● Extracted text
Societies in Canada should follow applicable federal and provincial laws regarding the establishment of society bank accounts and the determination of non-profit status.

Canadian societies receive the same financial support (membership rebates, payment in lieu of the third lecture, and opt-out payments) from the Headquarters as US Societies.

Societies outside USA and Canada

Chartered societies outside the USA and Canada will receive annual membership rebates based on the number of members in the society. When first chartered, societies will receive one payment of $500 to organize local programs. The AIA will not provide a lecture. Going forward societies with membership between 25 and 34 will receive $500 annually and societies with membership above 35 will receive $1000 in addition to the annual membership rebates.

Local Fundraising for Operations

The AIA encourages members and friends to support the Institute’s mission of the preservation and study of the record of the human past through contributions at the national level.

In addition, donors may want to make charitable contributions to a society in support of that society’s local operations.

Some organizations, such as museums or local businesses, may offer “in-kind” support to a society through free use of lecture halls or provision of free advertising or refreshments. These underwriting opportunities are often seen as a marketing expense and may not require such contributions to be recognized as federally tax-exempt.

● Aim A
Recast the entries as a Markdown table with columns "Row" and "Entry line", starting at the first line of the entries and ending at the line that contains "flightplan-fuel: [628, 980, 707, 1008]", both included. Leave out blank lines.

● Data to process
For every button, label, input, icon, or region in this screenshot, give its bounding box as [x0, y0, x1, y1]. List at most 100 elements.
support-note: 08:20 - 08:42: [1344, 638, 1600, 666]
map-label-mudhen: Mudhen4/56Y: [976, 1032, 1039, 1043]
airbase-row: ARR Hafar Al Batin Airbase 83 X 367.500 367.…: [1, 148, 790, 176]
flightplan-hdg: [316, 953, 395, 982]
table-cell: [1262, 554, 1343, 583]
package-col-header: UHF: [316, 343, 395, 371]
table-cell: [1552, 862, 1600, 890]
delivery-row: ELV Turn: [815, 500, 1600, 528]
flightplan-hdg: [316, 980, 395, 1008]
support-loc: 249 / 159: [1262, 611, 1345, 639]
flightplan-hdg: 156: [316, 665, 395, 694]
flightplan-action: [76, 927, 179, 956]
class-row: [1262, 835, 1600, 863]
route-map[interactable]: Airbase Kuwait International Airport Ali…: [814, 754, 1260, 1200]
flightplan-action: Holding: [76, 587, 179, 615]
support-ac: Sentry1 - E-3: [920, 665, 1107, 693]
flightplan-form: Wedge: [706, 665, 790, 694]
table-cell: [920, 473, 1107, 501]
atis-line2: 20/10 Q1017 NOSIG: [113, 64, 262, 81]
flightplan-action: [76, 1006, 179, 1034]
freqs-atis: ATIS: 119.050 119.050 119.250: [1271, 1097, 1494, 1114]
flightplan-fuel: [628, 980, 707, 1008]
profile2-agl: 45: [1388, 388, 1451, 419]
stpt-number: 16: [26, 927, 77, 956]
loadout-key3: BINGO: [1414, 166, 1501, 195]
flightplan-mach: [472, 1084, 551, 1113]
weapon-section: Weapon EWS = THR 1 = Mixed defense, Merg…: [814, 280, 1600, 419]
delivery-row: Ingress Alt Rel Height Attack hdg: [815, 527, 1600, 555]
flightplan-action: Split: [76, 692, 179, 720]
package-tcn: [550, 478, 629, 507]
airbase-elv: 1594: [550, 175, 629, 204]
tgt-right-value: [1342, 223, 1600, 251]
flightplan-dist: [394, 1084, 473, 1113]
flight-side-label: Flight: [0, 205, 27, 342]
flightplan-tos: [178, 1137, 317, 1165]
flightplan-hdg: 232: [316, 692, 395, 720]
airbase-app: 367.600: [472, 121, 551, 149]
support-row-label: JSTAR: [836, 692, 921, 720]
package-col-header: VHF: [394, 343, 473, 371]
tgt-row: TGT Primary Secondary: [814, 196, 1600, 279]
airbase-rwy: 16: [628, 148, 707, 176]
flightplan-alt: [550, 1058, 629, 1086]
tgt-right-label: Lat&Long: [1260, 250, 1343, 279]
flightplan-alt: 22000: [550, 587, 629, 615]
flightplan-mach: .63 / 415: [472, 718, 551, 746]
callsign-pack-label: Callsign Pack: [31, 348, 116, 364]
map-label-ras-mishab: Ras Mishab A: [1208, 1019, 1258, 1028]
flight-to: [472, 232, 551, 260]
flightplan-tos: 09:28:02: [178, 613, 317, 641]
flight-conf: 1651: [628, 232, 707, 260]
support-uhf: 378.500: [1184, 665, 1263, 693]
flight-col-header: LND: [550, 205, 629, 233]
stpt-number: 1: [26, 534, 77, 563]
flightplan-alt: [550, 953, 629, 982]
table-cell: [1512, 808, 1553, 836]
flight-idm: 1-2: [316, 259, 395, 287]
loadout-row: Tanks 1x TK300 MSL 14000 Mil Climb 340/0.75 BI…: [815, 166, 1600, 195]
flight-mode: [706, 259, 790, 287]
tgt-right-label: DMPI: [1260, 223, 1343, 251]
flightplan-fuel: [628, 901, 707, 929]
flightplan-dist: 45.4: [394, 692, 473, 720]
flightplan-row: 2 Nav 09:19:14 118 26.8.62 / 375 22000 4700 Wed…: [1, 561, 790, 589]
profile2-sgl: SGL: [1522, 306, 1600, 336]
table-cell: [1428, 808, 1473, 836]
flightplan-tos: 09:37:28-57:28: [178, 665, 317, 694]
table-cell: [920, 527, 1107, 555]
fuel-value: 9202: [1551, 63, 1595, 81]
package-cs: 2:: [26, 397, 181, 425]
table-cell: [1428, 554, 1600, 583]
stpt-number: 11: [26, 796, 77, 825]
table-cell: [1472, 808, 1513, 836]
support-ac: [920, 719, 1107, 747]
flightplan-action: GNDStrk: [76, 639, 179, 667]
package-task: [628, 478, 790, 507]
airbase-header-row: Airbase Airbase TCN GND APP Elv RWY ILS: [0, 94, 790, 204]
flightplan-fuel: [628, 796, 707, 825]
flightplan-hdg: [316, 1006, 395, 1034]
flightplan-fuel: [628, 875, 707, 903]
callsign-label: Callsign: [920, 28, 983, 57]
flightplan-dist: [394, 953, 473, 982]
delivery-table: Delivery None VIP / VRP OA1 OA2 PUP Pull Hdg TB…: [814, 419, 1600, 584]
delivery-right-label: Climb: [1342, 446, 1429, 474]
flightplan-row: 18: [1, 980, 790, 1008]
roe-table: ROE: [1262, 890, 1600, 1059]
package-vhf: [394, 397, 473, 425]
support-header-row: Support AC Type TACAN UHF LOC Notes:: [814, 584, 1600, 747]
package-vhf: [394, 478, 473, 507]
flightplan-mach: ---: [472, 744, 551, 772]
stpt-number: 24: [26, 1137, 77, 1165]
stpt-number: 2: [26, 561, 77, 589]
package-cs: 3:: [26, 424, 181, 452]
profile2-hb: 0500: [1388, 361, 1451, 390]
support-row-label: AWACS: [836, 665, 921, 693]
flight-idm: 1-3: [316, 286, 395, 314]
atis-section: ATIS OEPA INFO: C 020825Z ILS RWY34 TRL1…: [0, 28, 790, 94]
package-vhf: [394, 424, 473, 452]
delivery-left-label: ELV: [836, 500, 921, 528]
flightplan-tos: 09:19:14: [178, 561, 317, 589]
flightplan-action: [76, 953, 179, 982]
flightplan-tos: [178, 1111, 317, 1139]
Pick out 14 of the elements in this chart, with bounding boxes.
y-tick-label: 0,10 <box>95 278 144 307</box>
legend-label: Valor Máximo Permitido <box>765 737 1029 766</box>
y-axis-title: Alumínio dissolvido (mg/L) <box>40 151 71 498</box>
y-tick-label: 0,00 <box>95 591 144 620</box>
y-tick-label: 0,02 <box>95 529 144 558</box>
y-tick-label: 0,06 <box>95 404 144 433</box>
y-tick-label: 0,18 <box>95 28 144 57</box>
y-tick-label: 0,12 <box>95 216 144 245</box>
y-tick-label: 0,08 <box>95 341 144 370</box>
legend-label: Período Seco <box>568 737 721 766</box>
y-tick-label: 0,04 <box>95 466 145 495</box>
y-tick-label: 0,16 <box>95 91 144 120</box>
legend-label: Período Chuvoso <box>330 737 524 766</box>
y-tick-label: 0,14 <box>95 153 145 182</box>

● Aim B
Continue the passage on society funding and local fundraising from where it stops.

● Right answer A
| Row | Entry line |
|---|---|
| 1 | For every button, label, input, icon, or region in this screenshot, give its bounding box as [x0, y0, x1, y1]. List at most 100 elements. |
| 2 | support-note: 08:20 - 08:42: [1344, 638, 1600, 666] |
| 3 | map-label-mudhen: Mudhen4/56Y: [976, 1032, 1039, 1043] |
| 4 | airbase-row: ARR Hafar Al Batin Airbase 83 X 367.500 367.…: [1, 148, 790, 176] |
| 5 | flightplan-hdg: [316, 953, 395, 982] |
| 6 | table-cell: [1262, 554, 1343, 583] |
| 7 | package-col-header: UHF: [316, 343, 395, 371] |
| 8 | table-cell: [1552, 862, 1600, 890] |
| 9 | delivery-row: ELV Turn: [815, 500, 1600, 528] |
| 10 | flightplan-hdg: [316, 980, 395, 1008] |
| 11 | support-loc: 249 / 159: [1262, 611, 1345, 639] |
| 12 | flightplan-hdg: 156: [316, 665, 395, 694] |
| 13 | flightplan-action: [76, 927, 179, 956] |
| 14 | class-row: [1262, 835, 1600, 863] |
| 15 | route-map[interactable]: Airbase Kuwait International Airport Ali…: [814, 754, 1260, 1200] |
| 16 | flightplan-action: Holding: [76, 587, 179, 615] |
| 17 | support-ac: Sentry1 - E-3: [920, 665, 1107, 693] |
| 18 | flightplan-form: Wedge: [706, 665, 790, 694] |
| 19 | table-cell: [920, 473, 1107, 501] |
| 20 | atis-line2: 20/10 Q1017 NOSIG: [113, 64, 262, 81] |
| 21 | flightplan-action: [76, 1006, 179, 1034] |
| 22 | freqs-atis: ATIS: 119.050 119.050 119.250: [1271, 1097, 1494, 1114] |
| 23 | flightplan-fuel: [628, 980, 707, 1008] |

● Right answer B
Many societies have been very successful in soliciting funds and in-kind gifts from their members and other local entities for their societies’ activities. If you decide to help solicit funds locally for your society, it is a good idea to suggest a gift amount; otherwise, people who would like to give may not make a gift, because they do not know what is considered an appropriate amount. Gift amounts vary widely from community to community around the country, and only you and your fellow society officers can decide what is appropriate for your community. You might say something like, “A gift of $— or $— would be of tremendous help in meeting our goal. But no gift is too small—or too large. I hope that you will join your fellow members of the XYZ Society in making this special activity possible.”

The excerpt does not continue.